→ SHORT EXERCISE
Please convert the lines of the listing below into a JSON list of strings, one string per line with blank lines omitted, covering only the lines from the one containing "box-group bbox=[455, 97, 490, 188]" through the one containing "outlier-point bbox=[262, 69, 268, 75]", inclusive.

→ RECORDS FOR THIS EXERCISE
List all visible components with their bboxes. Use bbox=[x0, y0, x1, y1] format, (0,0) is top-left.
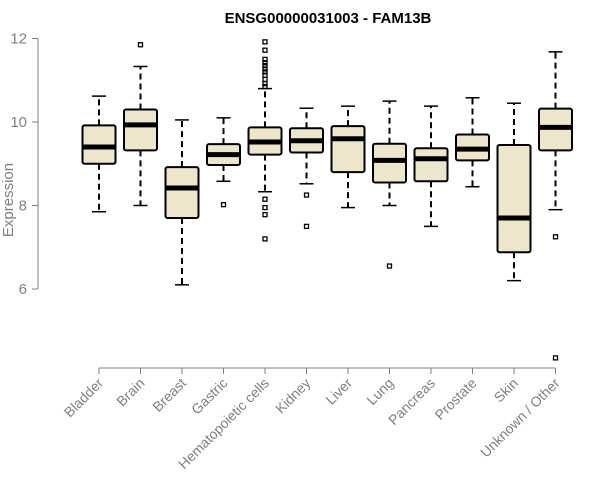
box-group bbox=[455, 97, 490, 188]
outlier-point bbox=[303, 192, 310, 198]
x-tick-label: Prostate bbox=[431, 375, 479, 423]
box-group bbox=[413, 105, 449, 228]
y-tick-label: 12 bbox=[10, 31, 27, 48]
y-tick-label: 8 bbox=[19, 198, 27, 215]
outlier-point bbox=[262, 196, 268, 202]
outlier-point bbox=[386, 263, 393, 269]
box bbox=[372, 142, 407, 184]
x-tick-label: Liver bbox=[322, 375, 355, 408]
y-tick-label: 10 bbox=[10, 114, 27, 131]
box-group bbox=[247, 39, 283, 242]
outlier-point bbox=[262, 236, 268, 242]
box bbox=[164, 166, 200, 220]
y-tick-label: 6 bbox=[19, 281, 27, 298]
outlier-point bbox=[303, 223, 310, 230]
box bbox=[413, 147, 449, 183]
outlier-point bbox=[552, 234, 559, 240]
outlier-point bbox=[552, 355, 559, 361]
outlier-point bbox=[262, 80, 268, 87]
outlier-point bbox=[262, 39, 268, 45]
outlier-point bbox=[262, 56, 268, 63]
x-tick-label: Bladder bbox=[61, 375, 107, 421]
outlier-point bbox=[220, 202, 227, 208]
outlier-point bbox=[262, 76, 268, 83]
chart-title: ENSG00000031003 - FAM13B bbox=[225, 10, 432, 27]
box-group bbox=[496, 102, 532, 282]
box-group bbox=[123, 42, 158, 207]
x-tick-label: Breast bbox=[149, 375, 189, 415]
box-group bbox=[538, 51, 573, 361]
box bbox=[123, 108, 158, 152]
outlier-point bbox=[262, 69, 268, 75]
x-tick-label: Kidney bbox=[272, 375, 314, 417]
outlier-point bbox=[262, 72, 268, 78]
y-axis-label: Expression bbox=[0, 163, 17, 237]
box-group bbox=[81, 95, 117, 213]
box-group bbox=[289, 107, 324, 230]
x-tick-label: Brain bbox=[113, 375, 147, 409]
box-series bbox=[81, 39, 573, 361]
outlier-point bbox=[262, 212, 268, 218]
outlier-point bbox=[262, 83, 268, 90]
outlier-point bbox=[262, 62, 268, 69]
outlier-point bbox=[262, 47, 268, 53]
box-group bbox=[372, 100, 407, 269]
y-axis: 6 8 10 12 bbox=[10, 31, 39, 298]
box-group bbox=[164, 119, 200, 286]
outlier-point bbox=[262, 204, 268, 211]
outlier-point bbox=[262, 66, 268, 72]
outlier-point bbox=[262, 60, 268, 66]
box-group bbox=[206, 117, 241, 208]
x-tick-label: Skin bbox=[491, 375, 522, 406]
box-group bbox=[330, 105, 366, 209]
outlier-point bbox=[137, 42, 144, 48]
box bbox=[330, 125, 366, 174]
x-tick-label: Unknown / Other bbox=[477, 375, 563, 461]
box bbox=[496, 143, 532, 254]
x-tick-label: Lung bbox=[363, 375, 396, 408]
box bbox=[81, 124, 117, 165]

→ COMPLETE OUTPUT
[
  "box-group bbox=[455, 97, 490, 188]",
  "outlier-point bbox=[303, 192, 310, 198]",
  "x-tick-label: Prostate bbox=[431, 375, 479, 423]",
  "box-group bbox=[413, 105, 449, 228]",
  "y-tick-label: 12 bbox=[10, 31, 27, 48]",
  "y-tick-label: 8 bbox=[19, 198, 27, 215]",
  "outlier-point bbox=[262, 196, 268, 202]",
  "outlier-point bbox=[386, 263, 393, 269]",
  "box bbox=[372, 142, 407, 184]",
  "x-tick-label: Liver bbox=[322, 375, 355, 408]",
  "y-tick-label: 10 bbox=[10, 114, 27, 131]",
  "box-group bbox=[247, 39, 283, 242]",
  "outlier-point bbox=[262, 236, 268, 242]",
  "box bbox=[164, 166, 200, 220]",
  "y-tick-label: 6 bbox=[19, 281, 27, 298]",
  "outlier-point bbox=[303, 223, 310, 230]",
  "box bbox=[413, 147, 449, 183]",
  "outlier-point bbox=[552, 234, 559, 240]",
  "outlier-point bbox=[552, 355, 559, 361]",
  "outlier-point bbox=[262, 80, 268, 87]",
  "outlier-point bbox=[262, 39, 268, 45]",
  "outlier-point bbox=[262, 56, 268, 63]",
  "x-tick-label: Bladder bbox=[61, 375, 107, 421]",
  "outlier-point bbox=[220, 202, 227, 208]",
  "outlier-point bbox=[262, 76, 268, 83]",
  "chart-title: ENSG00000031003 - FAM13B bbox=[225, 10, 432, 27]",
  "box-group bbox=[496, 102, 532, 282]",
  "box-group bbox=[123, 42, 158, 207]",
  "x-tick-label: Breast bbox=[149, 375, 189, 415]",
  "box-group bbox=[538, 51, 573, 361]",
  "box bbox=[123, 108, 158, 152]",
  "outlier-point bbox=[262, 69, 268, 75]"
]